DIRECTIONS FOR THIS TASK. Reproduce every line of the records below word for word, leaving out the pictures.

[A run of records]

---

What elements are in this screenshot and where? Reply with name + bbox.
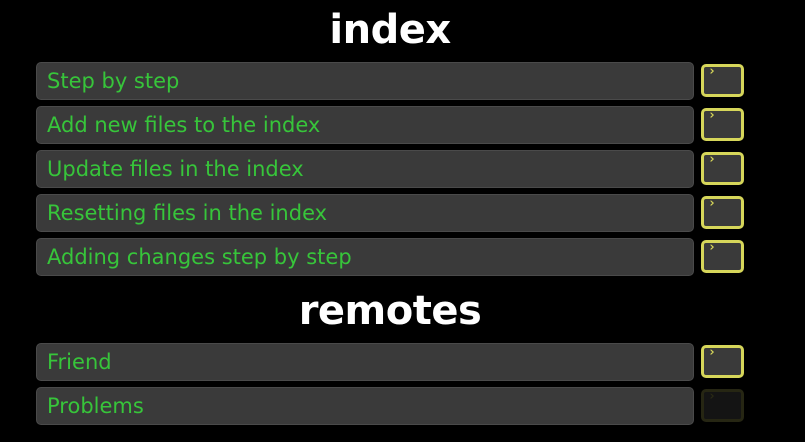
section-title-index: index [329,7,451,53]
terminal-icon: › [708,196,716,211]
level-button-update-files[interactable]: Update files in the index [36,150,694,188]
terminal-button[interactable]: › [701,240,744,273]
level-row: Adding changes step by step › [36,238,746,278]
level-row: Step by step › [36,62,746,102]
level-row: Resetting files in the index › [36,194,746,234]
level-button-add-new-files[interactable]: Add new files to the index [36,106,694,144]
terminal-icon: › [708,64,716,79]
level-row: Add new files to the index › [36,106,746,146]
level-button-problems[interactable]: Problems [36,387,694,425]
section-title-remotes: remotes [298,288,482,334]
terminal-icon: › [708,152,716,167]
terminal-icon: › [708,108,716,123]
terminal-button[interactable]: › [701,196,744,229]
level-button-adding-changes[interactable]: Adding changes step by step [36,238,694,276]
terminal-icon: › [708,389,716,404]
terminal-icon: › [708,345,716,360]
terminal-button[interactable]: › [701,345,744,378]
level-button-step-by-step[interactable]: Step by step [36,62,694,100]
terminal-icon: › [708,240,716,255]
terminal-button[interactable]: › [701,64,744,97]
level-row: Friend › [36,343,746,383]
level-row: Problems › [36,387,746,427]
terminal-button[interactable]: › [701,152,744,185]
level-button-resetting-files[interactable]: Resetting files in the index [36,194,694,232]
level-row: Update files in the index › [36,150,746,190]
terminal-button-disabled[interactable]: › [701,389,744,422]
level-button-friend[interactable]: Friend [36,343,694,381]
terminal-button[interactable]: › [701,108,744,141]
level-list-page: index Step by step › Add new files to th… [0,0,805,442]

---

SOLUTION TO THIS TASK.
What elements are in this screenshot and where? Reply with name + bbox.
section-title-index: index [329,7,451,53]
terminal-icon: › [708,196,716,211]
level-button-update-files[interactable]: Update files in the index [36,150,694,188]
terminal-button[interactable]: › [701,240,744,273]
level-row: Adding changes step by step › [36,238,746,278]
level-row: Step by step › [36,62,746,102]
level-row: Resetting files in the index › [36,194,746,234]
level-button-add-new-files[interactable]: Add new files to the index [36,106,694,144]
terminal-icon: › [708,64,716,79]
level-row: Add new files to the index › [36,106,746,146]
level-button-problems[interactable]: Problems [36,387,694,425]
section-title-remotes: remotes [298,288,482,334]
terminal-icon: › [708,152,716,167]
terminal-icon: › [708,108,716,123]
terminal-button[interactable]: › [701,196,744,229]
level-button-adding-changes[interactable]: Adding changes step by step [36,238,694,276]
terminal-icon: › [708,389,716,404]
terminal-icon: › [708,345,716,360]
terminal-button[interactable]: › [701,345,744,378]
level-button-step-by-step[interactable]: Step by step [36,62,694,100]
terminal-icon: › [708,240,716,255]
terminal-button[interactable]: › [701,64,744,97]
level-row: Friend › [36,343,746,383]
level-row: Problems › [36,387,746,427]
terminal-button[interactable]: › [701,152,744,185]
level-button-resetting-files[interactable]: Resetting files in the index [36,194,694,232]
level-row: Update files in the index › [36,150,746,190]
terminal-button-disabled[interactable]: › [701,389,744,422]
level-button-friend[interactable]: Friend [36,343,694,381]
terminal-button[interactable]: › [701,108,744,141]
level-list-page: index Step by step › Add new files to th… [0,0,805,442]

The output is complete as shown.